-- BEGIN Task material --

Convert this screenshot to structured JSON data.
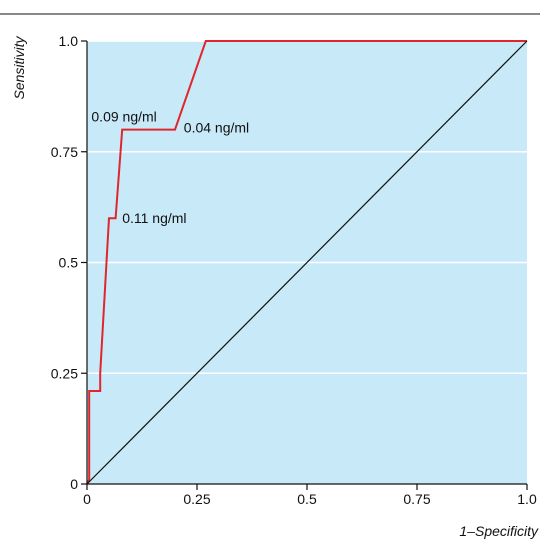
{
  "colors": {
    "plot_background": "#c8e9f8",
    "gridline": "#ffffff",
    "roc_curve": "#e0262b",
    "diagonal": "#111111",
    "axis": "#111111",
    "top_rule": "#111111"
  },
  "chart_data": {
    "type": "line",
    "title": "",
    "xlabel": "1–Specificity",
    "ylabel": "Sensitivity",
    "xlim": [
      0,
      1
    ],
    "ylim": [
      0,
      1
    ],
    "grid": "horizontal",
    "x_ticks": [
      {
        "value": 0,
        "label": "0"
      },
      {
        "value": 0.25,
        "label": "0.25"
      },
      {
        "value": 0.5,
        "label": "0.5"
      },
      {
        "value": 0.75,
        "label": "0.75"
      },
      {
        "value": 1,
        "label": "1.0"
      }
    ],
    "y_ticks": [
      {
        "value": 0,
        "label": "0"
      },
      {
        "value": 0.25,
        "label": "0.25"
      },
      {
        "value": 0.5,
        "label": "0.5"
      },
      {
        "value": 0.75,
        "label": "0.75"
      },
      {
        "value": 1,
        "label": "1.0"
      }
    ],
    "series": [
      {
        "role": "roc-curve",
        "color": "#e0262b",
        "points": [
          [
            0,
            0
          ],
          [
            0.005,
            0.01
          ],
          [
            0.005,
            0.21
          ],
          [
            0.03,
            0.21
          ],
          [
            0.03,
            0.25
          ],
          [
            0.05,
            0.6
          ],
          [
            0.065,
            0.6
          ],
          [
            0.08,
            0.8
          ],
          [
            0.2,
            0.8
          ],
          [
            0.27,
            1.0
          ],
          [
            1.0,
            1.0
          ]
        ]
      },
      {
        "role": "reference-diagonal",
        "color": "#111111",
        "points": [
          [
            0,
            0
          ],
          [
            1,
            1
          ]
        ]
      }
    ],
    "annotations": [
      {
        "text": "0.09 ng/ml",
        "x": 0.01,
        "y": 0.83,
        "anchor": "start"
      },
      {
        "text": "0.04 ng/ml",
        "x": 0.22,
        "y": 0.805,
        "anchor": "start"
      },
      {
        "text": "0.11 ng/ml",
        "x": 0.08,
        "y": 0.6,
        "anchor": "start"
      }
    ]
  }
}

-- END Task material --

**What the task requires**
Make an exact copy of the listing above. Do not include the pictures.

**Correct response**
Convert this screenshot to structured JSON data.
{
  "colors": {
    "plot_background": "#c8e9f8",
    "gridline": "#ffffff",
    "roc_curve": "#e0262b",
    "diagonal": "#111111",
    "axis": "#111111",
    "top_rule": "#111111"
  },
  "chart_data": {
    "type": "line",
    "title": "",
    "xlabel": "1–Specificity",
    "ylabel": "Sensitivity",
    "xlim": [
      0,
      1
    ],
    "ylim": [
      0,
      1
    ],
    "grid": "horizontal",
    "x_ticks": [
      {
        "value": 0,
        "label": "0"
      },
      {
        "value": 0.25,
        "label": "0.25"
      },
      {
        "value": 0.5,
        "label": "0.5"
      },
      {
        "value": 0.75,
        "label": "0.75"
      },
      {
        "value": 1,
        "label": "1.0"
      }
    ],
    "y_ticks": [
      {
        "value": 0,
        "label": "0"
      },
      {
        "value": 0.25,
        "label": "0.25"
      },
      {
        "value": 0.5,
        "label": "0.5"
      },
      {
        "value": 0.75,
        "label": "0.75"
      },
      {
        "value": 1,
        "label": "1.0"
      }
    ],
    "series": [
      {
        "role": "roc-curve",
        "color": "#e0262b",
        "points": [
          [
            0,
            0
          ],
          [
            0.005,
            0.01
          ],
          [
            0.005,
            0.21
          ],
          [
            0.03,
            0.21
          ],
          [
            0.03,
            0.25
          ],
          [
            0.05,
            0.6
          ],
          [
            0.065,
            0.6
          ],
          [
            0.08,
            0.8
          ],
          [
            0.2,
            0.8
          ],
          [
            0.27,
            1.0
          ],
          [
            1.0,
            1.0
          ]
        ]
      },
      {
        "role": "reference-diagonal",
        "color": "#111111",
        "points": [
          [
            0,
            0
          ],
          [
            1,
            1
          ]
        ]
      }
    ],
    "annotations": [
      {
        "text": "0.09 ng/ml",
        "x": 0.01,
        "y": 0.83,
        "anchor": "start"
      },
      {
        "text": "0.04 ng/ml",
        "x": 0.22,
        "y": 0.805,
        "anchor": "start"
      },
      {
        "text": "0.11 ng/ml",
        "x": 0.08,
        "y": 0.6,
        "anchor": "start"
      }
    ]
  }
}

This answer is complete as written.